*Teks Kajian*
Waspada Macet ! Buruh Jepara Bakal Demo Tuntut Kenaikan UMK Jepara Tahun 2022

Waspada Macet ! Buruh Jepara Bakal Demo Tuntut Kenaikan UMK Jepara Tahun 2022

Jepara, KPonline – Seribuan buruh di Jepara bakal menggelar aksi demonstrasi pada Selasa (26/10/2021) di depan kantor Bupati Jepara dan DPRD Kabupaten Jepara.

Aksi demonstrasi akan diikuti oleh serikat buruh yang ada di Jepara, dalam rangka menuntut kenaikan Upah Minimum Kabupaten/Kota (UMK) Jepara di tahun 2022, Sabtu (23/10/2021).

Mereka menuntut kenaikan UMK Jepara tahun 2022 diatas 10 %, yang didasarkan pada hasil kalkulasi survey harga kebutuhan pokok yang ada di pasar.

Bersamaan dengan hal tersebut, buruh juga menolak penetapan UMK Jepara tahun 2022 menggunakan Peraturan Pemerintah (PP) Nomor 36 tahun 2021, yang justru merupakan turunan dari Undang-Undang (UU) Nomor 11 Tahun 2020 Tentang Cipta Kerja yang sejak kemunculannya ditolak oleh masyarakat terutama kalangan buruh.

Aksi serupa, kabarnya akan dilakukan secara serempak oleh serikat buruh yang tergabung dalam affiliasi Konfederasi Serikat Pekerja Indonesia (KSPI), yang tersebar di 34 provinsi dan hampir 400 di kabupaten/kota di Indonesia.

“KSPI akan mengorganisir aksi-aksi penolakan UMK 2022 dan meminta pemerintah daerah Bupati/Wali Kota untuk menetapkan upah minum kabupaten/kota tidak menggunakan UU Cipta kerja atau PP 36”, ucap Said Iqbal Presiden KSPI dalam konferensi persnya.

 

Buruh menganggap, penentuan upah minimum menggunakan PP Nomor 36 Tahun 2021 justru membuat buruh semakin terkurung lama dalam keterpurukan.

Bagaimana tidak?

Pandemi Covid-19 telah menghancurkan daya beli buruh dan menimbulkan ledakan PHk dimana-mana. Harusnya, ada upaya atau kebijakan dari pemerintah untuk meningkatkan kembali daya beli buruh dan masyarakat, salah satunya dengan cara menetapkan upah yang layak bagi buruh.

*Data yang Diberikan*
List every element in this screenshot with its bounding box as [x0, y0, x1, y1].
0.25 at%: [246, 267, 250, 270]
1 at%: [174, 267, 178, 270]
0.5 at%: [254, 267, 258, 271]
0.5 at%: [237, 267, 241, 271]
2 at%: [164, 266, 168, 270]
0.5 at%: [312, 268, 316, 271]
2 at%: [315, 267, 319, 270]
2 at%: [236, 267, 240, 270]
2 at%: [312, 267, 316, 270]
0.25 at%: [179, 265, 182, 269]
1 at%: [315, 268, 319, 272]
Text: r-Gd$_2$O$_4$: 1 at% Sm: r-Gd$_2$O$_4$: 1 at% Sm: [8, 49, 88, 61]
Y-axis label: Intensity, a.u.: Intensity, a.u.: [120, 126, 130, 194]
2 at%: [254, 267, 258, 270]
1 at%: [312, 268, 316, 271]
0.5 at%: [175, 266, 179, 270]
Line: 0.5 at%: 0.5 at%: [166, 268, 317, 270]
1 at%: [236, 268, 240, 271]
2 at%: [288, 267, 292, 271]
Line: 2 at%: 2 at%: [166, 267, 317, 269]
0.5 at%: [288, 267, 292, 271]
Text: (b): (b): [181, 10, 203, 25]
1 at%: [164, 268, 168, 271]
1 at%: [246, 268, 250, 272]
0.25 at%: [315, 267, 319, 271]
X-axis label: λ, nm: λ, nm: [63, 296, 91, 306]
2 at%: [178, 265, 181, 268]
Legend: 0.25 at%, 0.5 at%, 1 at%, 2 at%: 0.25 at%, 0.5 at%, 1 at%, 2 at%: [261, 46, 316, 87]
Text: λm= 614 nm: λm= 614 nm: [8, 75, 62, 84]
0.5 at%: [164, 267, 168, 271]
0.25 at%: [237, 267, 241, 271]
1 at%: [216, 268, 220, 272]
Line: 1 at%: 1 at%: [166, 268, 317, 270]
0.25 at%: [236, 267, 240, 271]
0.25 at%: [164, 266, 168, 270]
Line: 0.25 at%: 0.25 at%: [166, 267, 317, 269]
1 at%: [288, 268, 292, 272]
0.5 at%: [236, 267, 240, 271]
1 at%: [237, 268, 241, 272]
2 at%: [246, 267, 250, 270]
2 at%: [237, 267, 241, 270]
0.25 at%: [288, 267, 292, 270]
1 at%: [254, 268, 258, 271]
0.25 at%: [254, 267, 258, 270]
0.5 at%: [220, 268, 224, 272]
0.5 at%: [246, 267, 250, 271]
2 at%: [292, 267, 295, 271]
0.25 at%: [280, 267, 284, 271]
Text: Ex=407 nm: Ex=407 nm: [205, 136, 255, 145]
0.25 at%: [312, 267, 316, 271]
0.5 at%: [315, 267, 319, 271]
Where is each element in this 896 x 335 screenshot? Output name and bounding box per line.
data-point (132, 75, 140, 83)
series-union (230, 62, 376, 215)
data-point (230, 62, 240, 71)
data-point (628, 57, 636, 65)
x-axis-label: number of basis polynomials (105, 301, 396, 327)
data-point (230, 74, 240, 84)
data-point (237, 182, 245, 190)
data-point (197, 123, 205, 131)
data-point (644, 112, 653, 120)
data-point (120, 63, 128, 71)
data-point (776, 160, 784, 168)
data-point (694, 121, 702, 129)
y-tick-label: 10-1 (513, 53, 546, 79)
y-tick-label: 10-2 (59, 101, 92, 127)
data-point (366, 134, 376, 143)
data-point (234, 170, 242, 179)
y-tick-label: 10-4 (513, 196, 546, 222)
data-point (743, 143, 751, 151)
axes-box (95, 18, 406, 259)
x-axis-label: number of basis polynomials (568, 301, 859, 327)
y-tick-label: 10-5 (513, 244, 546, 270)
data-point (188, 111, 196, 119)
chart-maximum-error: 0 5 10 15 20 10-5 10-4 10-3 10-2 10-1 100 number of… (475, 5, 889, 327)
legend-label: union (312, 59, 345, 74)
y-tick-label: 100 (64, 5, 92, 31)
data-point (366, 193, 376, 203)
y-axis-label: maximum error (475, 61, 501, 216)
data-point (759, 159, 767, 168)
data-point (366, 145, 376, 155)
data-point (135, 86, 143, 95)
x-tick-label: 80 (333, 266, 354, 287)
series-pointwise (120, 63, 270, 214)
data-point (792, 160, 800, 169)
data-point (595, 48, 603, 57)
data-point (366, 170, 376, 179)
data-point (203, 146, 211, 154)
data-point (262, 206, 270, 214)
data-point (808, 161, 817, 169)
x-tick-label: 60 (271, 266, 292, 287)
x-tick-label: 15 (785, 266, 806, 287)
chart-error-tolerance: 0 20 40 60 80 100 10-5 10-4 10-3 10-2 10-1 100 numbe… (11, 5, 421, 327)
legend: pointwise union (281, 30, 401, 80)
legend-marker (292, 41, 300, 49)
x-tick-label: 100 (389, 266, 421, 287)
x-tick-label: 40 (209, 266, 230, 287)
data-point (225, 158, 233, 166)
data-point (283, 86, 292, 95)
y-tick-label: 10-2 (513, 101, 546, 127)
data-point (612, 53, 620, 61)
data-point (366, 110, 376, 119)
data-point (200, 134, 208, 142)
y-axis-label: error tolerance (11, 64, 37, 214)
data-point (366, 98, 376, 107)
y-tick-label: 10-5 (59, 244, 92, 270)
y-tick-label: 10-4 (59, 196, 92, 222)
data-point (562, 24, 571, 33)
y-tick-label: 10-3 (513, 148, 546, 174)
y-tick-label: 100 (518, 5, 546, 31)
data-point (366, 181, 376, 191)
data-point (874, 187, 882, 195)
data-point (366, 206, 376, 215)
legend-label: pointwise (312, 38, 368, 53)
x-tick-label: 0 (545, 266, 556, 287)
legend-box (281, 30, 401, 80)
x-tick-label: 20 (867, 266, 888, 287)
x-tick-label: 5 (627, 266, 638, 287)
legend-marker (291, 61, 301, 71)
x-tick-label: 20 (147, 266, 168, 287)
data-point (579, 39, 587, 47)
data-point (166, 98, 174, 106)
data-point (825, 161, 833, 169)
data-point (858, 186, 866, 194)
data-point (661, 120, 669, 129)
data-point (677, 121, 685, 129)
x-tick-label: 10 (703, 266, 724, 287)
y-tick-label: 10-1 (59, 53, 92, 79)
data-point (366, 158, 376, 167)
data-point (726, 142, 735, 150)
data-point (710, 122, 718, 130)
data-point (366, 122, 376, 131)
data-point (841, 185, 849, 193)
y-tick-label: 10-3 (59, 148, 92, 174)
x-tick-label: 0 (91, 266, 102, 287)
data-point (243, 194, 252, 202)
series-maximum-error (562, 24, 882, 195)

*Uraian Tugas*
Ulangi tanpa perubahan bagian teks kajian tentang demo buruh Jepara, mulai dari "Jepara, KPonline –" sampai dengan "DPRD Kabupaten Jepara.". Data tersebut merupakan bahan tersendiri yang terpisah dari teks kajian.

*Jawaban Latihan*
Jepara, KPonline – Seribuan buruh di Jepara bakal menggelar aksi demonstrasi pada Selasa (26/10/2021) di depan kantor Bupati Jepara dan DPRD Kabupaten Jepara.